** Start RECORDS SUPPLIED **
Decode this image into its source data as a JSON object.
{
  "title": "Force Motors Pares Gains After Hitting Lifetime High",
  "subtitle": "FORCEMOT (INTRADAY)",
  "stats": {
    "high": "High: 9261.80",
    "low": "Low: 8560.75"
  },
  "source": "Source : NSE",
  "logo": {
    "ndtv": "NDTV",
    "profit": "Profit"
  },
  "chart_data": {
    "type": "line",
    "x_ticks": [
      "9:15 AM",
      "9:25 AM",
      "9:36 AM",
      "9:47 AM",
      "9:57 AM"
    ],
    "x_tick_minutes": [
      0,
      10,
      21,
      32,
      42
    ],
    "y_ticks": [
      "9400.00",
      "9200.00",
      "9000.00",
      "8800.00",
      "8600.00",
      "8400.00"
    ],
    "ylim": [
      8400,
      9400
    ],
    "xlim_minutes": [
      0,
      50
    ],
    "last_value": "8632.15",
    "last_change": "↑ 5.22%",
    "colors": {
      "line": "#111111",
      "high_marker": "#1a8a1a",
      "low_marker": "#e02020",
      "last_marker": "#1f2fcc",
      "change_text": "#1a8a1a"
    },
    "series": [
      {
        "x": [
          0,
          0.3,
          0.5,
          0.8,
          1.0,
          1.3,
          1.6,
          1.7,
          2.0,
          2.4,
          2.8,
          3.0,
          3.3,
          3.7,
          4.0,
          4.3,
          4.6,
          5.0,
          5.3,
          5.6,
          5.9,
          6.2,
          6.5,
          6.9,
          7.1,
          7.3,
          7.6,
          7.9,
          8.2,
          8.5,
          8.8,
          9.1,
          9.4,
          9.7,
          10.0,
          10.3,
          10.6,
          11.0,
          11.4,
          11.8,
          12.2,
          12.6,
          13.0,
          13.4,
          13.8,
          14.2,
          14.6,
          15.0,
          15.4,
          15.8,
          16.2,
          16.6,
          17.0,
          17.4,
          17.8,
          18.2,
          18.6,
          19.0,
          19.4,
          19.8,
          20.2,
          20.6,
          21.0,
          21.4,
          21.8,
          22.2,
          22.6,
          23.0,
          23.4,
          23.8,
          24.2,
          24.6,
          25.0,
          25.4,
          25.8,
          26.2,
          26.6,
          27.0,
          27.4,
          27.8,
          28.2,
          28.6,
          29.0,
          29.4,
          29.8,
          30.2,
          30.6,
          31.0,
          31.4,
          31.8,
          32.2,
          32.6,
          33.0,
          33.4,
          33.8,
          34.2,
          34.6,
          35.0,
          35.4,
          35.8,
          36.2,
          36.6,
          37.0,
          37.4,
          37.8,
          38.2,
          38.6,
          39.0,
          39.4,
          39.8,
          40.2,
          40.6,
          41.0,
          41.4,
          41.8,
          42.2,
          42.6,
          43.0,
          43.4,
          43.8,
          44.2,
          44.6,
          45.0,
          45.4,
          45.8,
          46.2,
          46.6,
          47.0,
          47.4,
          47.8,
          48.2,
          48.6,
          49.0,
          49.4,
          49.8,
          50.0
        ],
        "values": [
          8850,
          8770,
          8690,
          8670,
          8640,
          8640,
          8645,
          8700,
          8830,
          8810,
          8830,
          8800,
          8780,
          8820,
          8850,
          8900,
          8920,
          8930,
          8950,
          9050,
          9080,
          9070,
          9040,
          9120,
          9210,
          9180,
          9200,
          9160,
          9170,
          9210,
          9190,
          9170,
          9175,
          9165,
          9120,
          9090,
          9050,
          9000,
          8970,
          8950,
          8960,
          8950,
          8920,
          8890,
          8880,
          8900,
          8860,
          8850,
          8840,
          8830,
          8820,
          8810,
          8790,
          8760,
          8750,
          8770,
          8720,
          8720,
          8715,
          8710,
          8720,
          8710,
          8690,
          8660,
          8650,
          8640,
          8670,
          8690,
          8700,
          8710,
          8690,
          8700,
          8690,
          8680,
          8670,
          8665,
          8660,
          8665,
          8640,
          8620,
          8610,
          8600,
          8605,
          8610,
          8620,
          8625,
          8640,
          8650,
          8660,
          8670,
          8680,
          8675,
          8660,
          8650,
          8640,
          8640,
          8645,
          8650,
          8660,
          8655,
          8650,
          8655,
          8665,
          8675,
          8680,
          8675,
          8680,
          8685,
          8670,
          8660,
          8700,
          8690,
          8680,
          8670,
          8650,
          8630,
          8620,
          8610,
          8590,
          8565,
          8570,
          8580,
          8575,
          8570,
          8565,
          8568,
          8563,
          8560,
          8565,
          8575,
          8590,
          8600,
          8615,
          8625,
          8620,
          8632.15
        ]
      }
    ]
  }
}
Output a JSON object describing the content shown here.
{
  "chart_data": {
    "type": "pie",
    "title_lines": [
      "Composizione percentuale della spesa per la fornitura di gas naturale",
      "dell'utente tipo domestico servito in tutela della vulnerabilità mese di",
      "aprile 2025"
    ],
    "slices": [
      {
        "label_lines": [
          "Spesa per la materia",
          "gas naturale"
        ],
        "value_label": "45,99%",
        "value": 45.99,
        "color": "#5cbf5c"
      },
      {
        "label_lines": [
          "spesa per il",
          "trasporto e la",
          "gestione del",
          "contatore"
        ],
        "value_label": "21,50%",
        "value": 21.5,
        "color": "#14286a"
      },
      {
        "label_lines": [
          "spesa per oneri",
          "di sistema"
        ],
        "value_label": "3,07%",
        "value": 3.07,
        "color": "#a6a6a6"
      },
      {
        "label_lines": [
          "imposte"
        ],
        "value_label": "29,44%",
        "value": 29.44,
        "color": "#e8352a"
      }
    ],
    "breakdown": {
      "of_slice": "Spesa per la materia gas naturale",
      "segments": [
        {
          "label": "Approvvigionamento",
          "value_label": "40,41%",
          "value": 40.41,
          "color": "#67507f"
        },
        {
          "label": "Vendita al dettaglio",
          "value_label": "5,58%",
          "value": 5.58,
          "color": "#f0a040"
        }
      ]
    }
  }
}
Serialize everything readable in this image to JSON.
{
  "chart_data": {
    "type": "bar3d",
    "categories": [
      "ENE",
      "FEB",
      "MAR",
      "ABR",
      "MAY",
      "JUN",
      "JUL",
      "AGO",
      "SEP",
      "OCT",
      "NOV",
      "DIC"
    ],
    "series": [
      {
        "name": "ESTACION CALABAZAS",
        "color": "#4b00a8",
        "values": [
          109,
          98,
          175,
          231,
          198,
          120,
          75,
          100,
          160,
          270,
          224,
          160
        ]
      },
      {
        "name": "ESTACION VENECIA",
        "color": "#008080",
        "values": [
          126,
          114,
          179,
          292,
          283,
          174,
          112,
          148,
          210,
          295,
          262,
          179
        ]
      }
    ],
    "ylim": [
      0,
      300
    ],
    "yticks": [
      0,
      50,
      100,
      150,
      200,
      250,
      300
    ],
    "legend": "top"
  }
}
** End RECORDS SUPPLIED **
EXERCISE DETAILS →
Scan the records above for the string "source", then report every line that contains it.

THE RESPONSE →
Decode this image into its source data as a JSON object.
  "source": "Source : NSE",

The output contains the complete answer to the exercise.